AVAILABLE DATA:
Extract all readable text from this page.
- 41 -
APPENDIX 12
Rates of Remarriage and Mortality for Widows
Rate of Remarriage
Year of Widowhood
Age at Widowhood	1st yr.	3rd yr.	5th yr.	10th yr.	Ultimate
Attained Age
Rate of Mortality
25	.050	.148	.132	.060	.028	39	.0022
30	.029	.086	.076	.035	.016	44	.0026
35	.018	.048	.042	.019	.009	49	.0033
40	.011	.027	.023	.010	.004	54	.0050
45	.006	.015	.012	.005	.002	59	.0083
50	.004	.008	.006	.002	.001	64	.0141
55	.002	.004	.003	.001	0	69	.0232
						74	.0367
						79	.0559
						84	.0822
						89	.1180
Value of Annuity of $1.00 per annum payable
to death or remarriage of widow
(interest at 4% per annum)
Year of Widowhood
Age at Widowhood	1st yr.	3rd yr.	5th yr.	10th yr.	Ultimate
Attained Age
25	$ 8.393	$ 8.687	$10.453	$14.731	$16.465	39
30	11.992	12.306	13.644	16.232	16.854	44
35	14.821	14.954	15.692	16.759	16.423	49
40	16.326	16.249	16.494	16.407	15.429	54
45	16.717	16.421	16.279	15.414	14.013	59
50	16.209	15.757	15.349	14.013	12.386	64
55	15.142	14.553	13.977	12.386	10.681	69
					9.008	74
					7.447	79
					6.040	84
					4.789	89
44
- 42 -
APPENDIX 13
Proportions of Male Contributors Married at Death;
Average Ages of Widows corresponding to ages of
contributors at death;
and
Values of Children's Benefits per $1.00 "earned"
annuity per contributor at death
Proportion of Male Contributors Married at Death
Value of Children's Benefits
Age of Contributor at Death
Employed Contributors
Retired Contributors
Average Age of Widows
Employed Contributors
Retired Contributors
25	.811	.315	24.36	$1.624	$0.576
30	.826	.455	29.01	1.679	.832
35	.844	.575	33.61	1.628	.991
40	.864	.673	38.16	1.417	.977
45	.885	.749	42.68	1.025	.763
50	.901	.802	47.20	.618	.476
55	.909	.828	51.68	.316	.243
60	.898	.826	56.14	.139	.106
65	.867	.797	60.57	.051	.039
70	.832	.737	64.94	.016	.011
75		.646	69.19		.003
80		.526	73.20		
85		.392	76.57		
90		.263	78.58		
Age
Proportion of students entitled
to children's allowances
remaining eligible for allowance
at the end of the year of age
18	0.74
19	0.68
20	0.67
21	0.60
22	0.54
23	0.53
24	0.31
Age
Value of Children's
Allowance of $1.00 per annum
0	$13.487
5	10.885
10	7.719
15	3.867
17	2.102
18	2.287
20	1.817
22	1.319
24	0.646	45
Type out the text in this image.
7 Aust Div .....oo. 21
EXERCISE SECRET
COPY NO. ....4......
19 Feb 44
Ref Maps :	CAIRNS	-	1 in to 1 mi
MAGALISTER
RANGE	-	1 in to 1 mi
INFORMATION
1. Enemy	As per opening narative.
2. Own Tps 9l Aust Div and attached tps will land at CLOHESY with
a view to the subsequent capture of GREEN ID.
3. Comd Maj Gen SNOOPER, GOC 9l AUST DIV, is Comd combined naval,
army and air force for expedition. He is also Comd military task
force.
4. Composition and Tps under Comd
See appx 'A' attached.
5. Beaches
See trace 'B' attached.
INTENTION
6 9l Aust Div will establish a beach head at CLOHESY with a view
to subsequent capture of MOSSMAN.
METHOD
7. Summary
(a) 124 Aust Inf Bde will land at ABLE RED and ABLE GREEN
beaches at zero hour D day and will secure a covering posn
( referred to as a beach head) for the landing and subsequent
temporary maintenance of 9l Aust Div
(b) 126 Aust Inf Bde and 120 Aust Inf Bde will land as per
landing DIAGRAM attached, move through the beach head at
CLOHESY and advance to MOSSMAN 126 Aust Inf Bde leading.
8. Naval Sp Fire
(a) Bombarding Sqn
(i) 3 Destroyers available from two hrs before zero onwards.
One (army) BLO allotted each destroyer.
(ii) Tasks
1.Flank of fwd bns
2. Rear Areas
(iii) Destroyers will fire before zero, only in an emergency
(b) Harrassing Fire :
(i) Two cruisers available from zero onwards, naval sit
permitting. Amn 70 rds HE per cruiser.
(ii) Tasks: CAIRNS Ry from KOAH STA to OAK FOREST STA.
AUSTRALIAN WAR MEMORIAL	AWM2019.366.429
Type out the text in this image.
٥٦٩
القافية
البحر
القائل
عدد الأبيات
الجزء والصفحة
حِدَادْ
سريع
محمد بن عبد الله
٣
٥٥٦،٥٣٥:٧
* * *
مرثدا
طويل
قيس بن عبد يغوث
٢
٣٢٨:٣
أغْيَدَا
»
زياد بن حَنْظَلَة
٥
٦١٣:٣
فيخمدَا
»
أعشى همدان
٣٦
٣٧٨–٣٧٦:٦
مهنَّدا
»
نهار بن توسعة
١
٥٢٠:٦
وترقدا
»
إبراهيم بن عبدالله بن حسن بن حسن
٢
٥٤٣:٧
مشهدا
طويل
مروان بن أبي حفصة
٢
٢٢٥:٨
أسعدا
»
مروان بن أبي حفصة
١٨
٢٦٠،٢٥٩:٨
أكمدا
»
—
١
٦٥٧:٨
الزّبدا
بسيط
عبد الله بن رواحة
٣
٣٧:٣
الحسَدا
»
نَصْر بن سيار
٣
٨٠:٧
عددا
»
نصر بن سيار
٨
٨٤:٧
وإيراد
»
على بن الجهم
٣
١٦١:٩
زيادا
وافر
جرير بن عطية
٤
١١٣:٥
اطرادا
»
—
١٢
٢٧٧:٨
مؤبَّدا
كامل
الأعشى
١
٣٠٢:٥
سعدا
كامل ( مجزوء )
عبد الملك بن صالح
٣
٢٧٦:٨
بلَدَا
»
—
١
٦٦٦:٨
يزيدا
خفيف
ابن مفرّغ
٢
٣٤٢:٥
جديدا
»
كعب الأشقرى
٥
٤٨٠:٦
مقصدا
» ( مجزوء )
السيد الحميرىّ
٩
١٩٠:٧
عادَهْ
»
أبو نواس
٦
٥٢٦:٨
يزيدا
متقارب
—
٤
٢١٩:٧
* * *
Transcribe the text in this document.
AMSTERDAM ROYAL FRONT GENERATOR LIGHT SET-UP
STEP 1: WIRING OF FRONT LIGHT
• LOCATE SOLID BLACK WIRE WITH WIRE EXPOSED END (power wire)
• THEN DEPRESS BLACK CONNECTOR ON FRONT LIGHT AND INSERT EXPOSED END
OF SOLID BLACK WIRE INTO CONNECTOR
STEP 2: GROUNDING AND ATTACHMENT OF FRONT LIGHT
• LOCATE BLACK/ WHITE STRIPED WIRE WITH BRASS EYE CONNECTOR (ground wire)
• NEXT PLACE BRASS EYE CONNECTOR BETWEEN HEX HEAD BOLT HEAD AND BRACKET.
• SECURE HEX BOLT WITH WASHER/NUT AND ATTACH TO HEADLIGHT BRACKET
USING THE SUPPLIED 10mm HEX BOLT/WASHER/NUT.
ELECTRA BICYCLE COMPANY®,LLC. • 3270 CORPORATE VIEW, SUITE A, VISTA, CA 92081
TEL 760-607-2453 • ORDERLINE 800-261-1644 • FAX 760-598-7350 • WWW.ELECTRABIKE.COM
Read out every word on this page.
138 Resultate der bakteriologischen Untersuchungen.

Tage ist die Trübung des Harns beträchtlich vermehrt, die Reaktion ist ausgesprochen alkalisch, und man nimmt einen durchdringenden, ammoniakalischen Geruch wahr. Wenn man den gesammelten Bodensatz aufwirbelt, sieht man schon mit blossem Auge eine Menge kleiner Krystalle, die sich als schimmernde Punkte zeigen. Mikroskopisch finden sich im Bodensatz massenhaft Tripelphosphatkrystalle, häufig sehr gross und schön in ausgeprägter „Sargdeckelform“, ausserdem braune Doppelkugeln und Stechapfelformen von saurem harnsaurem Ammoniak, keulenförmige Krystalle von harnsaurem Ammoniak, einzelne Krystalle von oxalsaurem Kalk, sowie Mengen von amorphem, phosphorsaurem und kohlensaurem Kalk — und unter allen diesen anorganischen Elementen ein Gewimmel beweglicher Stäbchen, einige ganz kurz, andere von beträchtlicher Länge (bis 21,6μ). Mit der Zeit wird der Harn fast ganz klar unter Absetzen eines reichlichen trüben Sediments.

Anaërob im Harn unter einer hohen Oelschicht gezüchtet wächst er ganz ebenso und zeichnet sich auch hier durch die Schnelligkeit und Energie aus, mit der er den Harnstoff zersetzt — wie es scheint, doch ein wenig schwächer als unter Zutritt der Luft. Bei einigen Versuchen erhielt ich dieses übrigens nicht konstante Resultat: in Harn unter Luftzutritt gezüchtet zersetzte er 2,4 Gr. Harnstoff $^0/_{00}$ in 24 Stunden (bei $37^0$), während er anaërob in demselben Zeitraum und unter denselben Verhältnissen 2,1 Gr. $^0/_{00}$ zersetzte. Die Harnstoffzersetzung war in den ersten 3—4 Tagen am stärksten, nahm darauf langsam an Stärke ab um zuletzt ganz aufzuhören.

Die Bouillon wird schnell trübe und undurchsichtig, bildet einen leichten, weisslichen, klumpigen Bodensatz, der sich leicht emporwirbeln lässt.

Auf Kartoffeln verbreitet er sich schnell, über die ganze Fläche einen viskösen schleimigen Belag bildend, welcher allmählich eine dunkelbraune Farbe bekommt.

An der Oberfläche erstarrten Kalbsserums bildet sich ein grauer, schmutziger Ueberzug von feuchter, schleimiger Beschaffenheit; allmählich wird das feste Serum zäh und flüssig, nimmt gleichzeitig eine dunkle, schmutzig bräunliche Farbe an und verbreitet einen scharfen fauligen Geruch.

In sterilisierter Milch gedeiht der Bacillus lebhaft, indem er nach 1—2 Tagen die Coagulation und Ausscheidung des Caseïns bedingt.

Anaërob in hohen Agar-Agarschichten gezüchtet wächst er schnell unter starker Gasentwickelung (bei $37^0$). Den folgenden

GOAL OF THE EXERCISE: Review the material and copy each line in which the word "Geruch" appears.

SOLUTION FOR THIS PROBLEM:
Tage ist die Trübung des Harns beträchtlich vermehrt, die Reaktion ist ausgesprochen alkalisch, und man nimmt einen durchdringenden, ammoniakalischen Geruch wahr. Wenn man den gesammelten Bodensatz aufwirbelt, sieht man schon mit blossem Auge eine Menge kleiner Krystalle, die sich als schimmernde Punkte zeigen. Mikroskopisch finden sich im Bodensatz massenhaft Tripelphosphatkrystalle, häufig sehr gross und schön in ausgeprägter „Sargdeckelform“, ausserdem braune Doppelkugeln und Stechapfelformen von saurem harnsaurem Ammoniak, keulenförmige Krystalle von harnsaurem Ammoniak, einzelne Krystalle von oxalsaurem Kalk, sowie Mengen von amorphem, phosphorsaurem und kohlensaurem Kalk — und unter allen diesen anorganischen Elementen ein Gewimmel beweglicher Stäbchen, einige ganz kurz, andere von beträchtlicher Länge (bis 21,6μ). Mit der Zeit wird der Harn fast ganz klar unter Absetzen eines reichlichen trüben Sediments.
An der Oberfläche erstarrten Kalbsserums bildet sich ein grauer, schmutziger Ueberzug von feuchter, schleimiger Beschaffenheit; allmählich wird das feste Serum zäh und flüssig, nimmt gleichzeitig eine dunkle, schmutzig bräunliche Farbe an und verbreitet einen scharfen fauligen Geruch.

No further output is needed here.